[Excerpts from an interface dataset]
....
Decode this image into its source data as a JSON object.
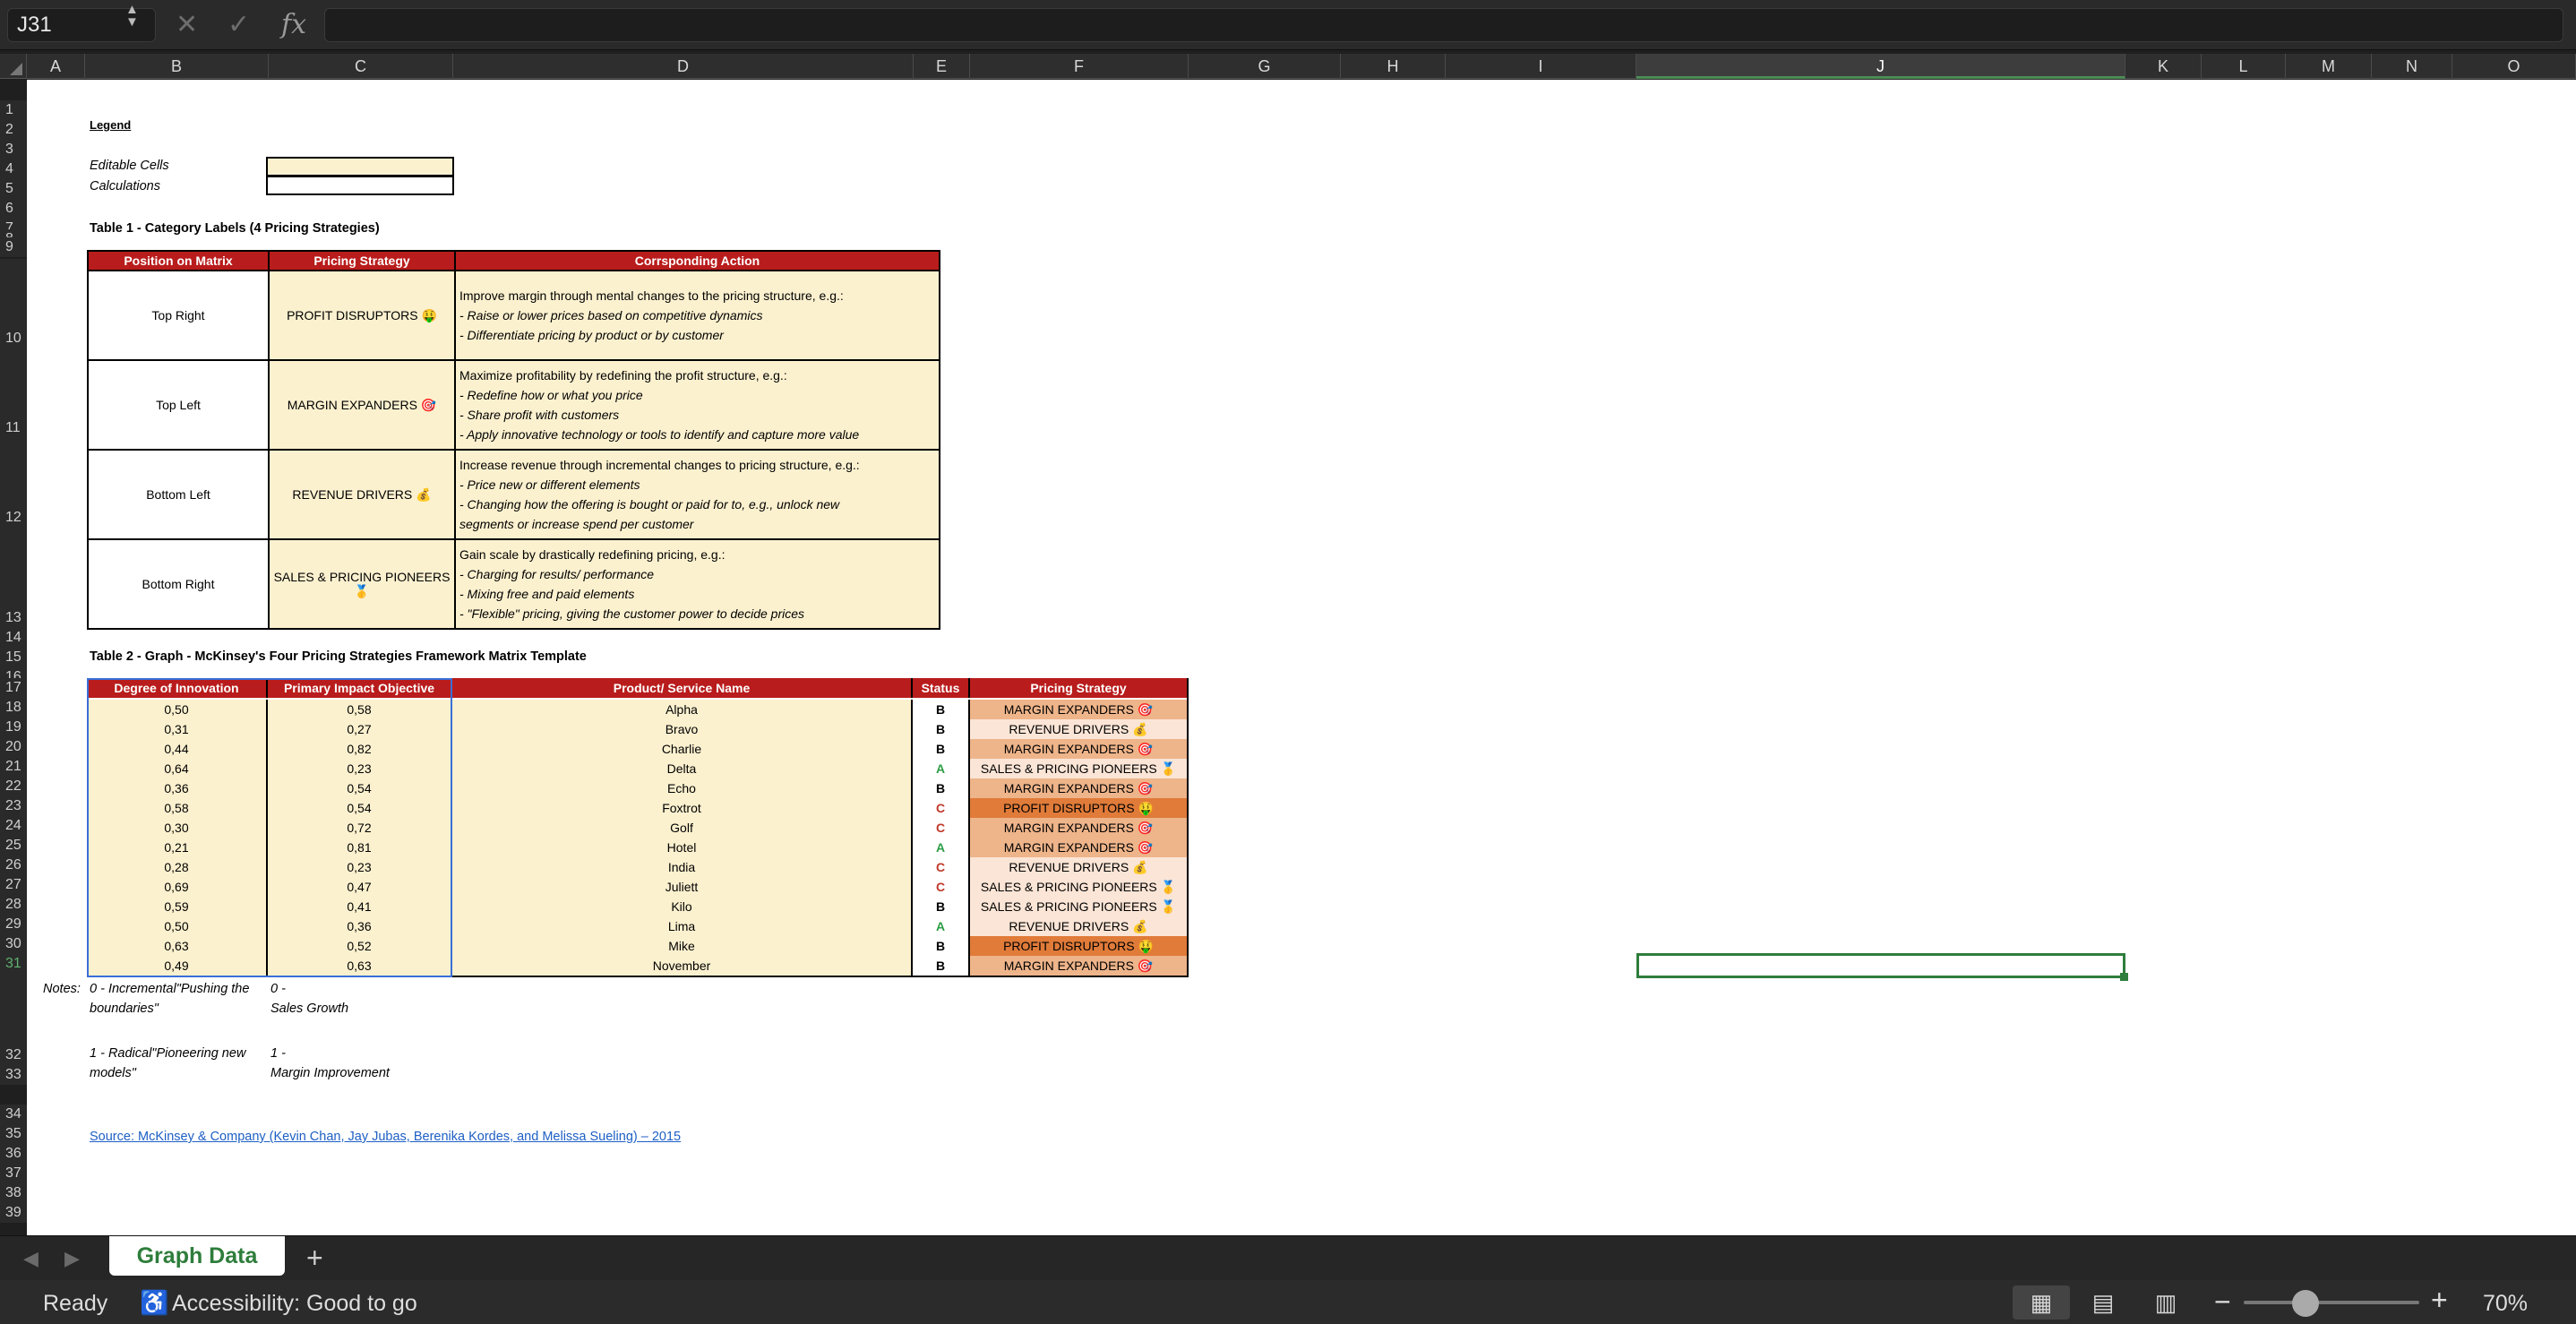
{
  "formula_bar": {
    "name_box": "J31",
    "cancel_icon": "✕",
    "enter_icon": "✓",
    "fx_label": "fx",
    "formula": ""
  },
  "columns": [
    "A",
    "B",
    "C",
    "D",
    "E",
    "F",
    "G",
    "H",
    "I",
    "J",
    "K",
    "L",
    "M",
    "N",
    "O"
  ],
  "selected_column": "J",
  "rows": [
    "1",
    "2",
    "3",
    "4",
    "5",
    "6",
    "7",
    "8",
    "9",
    "10",
    "11",
    "12",
    "13",
    "14",
    "15",
    "16",
    "17",
    "18",
    "19",
    "20",
    "21",
    "22",
    "23",
    "24",
    "25",
    "26",
    "27",
    "28",
    "29",
    "30",
    "31",
    "32",
    "33",
    "34",
    "35",
    "36",
    "37",
    "38",
    "39"
  ],
  "selected_row": "31",
  "legend": {
    "title": "Legend",
    "editable": "Editable Cells",
    "calculations": "Calculations"
  },
  "table1": {
    "title": "Table 1 - Category Labels (4 Pricing Strategies)",
    "headers": [
      "Position on Matrix",
      "Pricing Strategy",
      "Corrsponding Action"
    ],
    "rows": [
      {
        "position": "Top Right",
        "strategy": "PROFIT DISRUPTORS 🤑",
        "action_intro": "Improve margin through mental changes to the pricing structure, e.g.:",
        "action_items": [
          "- Raise or lower prices based on competitive dynamics",
          "- Differentiate pricing by product or by customer"
        ]
      },
      {
        "position": "Top Left",
        "strategy": "MARGIN EXPANDERS 🎯",
        "action_intro": "Maximize profitability by redefining the profit structure, e.g.:",
        "action_items": [
          "- Redefine how or what you price",
          "- Share profit with customers",
          "- Apply innovative technology or tools to identify and capture more value"
        ]
      },
      {
        "position": "Bottom Left",
        "strategy": "REVENUE DRIVERS 💰",
        "action_intro": "Increase revenue through incremental changes to pricing structure, e.g.:",
        "action_items": [
          "- Price new or different elements",
          "- Changing how the offering is bought or paid for to, e.g., unlock new",
          "segments or increase spend per customer"
        ]
      },
      {
        "position": "Bottom Right",
        "strategy": "SALES & PRICING PIONEERS 🥇",
        "action_intro": "Gain scale by drastically redefining pricing, e.g.:",
        "action_items": [
          "- Charging for results/ performance",
          "- Mixing free and paid elements",
          "- \"Flexible\" pricing, giving the customer power to decide prices"
        ]
      }
    ]
  },
  "table2": {
    "title": "Table 2 - Graph - McKinsey's Four Pricing Strategies Framework Matrix Template",
    "headers": [
      "Degree of Innovation",
      "Primary Impact Objective",
      "Product/ Service Name",
      "Status",
      "Pricing Strategy"
    ],
    "rows": [
      {
        "innovation": "0,50",
        "impact": "0,58",
        "name": "Alpha",
        "status": "B",
        "strategy": "MARGIN EXPANDERS 🎯"
      },
      {
        "innovation": "0,31",
        "impact": "0,27",
        "name": "Bravo",
        "status": "B",
        "strategy": "REVENUE DRIVERS 💰"
      },
      {
        "innovation": "0,44",
        "impact": "0,82",
        "name": "Charlie",
        "status": "B",
        "strategy": "MARGIN EXPANDERS 🎯"
      },
      {
        "innovation": "0,64",
        "impact": "0,23",
        "name": "Delta",
        "status": "A",
        "strategy": "SALES & PRICING PIONEERS 🥇"
      },
      {
        "innovation": "0,36",
        "impact": "0,54",
        "name": "Echo",
        "status": "B",
        "strategy": "MARGIN EXPANDERS 🎯"
      },
      {
        "innovation": "0,58",
        "impact": "0,54",
        "name": "Foxtrot",
        "status": "C",
        "strategy": "PROFIT DISRUPTORS 🤑"
      },
      {
        "innovation": "0,30",
        "impact": "0,72",
        "name": "Golf",
        "status": "C",
        "strategy": "MARGIN EXPANDERS 🎯"
      },
      {
        "innovation": "0,21",
        "impact": "0,81",
        "name": "Hotel",
        "status": "A",
        "strategy": "MARGIN EXPANDERS 🎯"
      },
      {
        "innovation": "0,28",
        "impact": "0,23",
        "name": "India",
        "status": "C",
        "strategy": "REVENUE DRIVERS 💰"
      },
      {
        "innovation": "0,69",
        "impact": "0,47",
        "name": "Juliett",
        "status": "C",
        "strategy": "SALES & PRICING PIONEERS 🥇"
      },
      {
        "innovation": "0,59",
        "impact": "0,41",
        "name": "Kilo",
        "status": "B",
        "strategy": "SALES & PRICING PIONEERS 🥇"
      },
      {
        "innovation": "0,50",
        "impact": "0,36",
        "name": "Lima",
        "status": "A",
        "strategy": "REVENUE DRIVERS 💰"
      },
      {
        "innovation": "0,63",
        "impact": "0,52",
        "name": "Mike",
        "status": "B",
        "strategy": "PROFIT DISRUPTORS 🤑"
      },
      {
        "innovation": "0,49",
        "impact": "0,63",
        "name": "November",
        "status": "B",
        "strategy": "MARGIN EXPANDERS 🎯"
      }
    ]
  },
  "notes": {
    "label": "Notes:",
    "innov_0_line1": "0 - Incremental\"Pushing the",
    "innov_0_line2": "boundaries\"",
    "impact_0_line1": "0 -",
    "impact_0_line2": "Sales Growth",
    "innov_1_line1": "1 - Radical\"Pioneering new",
    "innov_1_line2": "models\"",
    "impact_1_line1": "1 -",
    "impact_1_line2": "Margin Improvement"
  },
  "source": "Source: McKinsey & Company (Kevin Chan, Jay Jubas, Berenika Kordes, and Melissa Sueling) – 2015",
  "strategy_colors": {
    "MARGIN EXPANDERS": "#eeb48a",
    "REVENUE DRIVERS": "#fbe5d6",
    "SALES & PRICING PIONEERS": "#fbe5d6",
    "PROFIT DISRUPTORS": "#e07b39"
  },
  "accent": {
    "header_red": "#b91c1c",
    "cream": "#fcf1cf",
    "selection_green": "#2e7d3b"
  },
  "sheet_tabs": {
    "active": "Graph Data",
    "add_icon": "+"
  },
  "status_bar": {
    "ready": "Ready",
    "accessibility": "Accessibility: Good to go",
    "zoom_minus": "−",
    "zoom_plus": "+",
    "zoom": "70%",
    "zoom_fraction": 0.35
  }
}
....
* **What to work on**:
Return each line from the records that includes the word "prices".

* **Result of the exercise**:
          "- Raise or lower prices based on competitive dynamics",
          "- \"Flexible\" pricing, giving the customer power to decide prices"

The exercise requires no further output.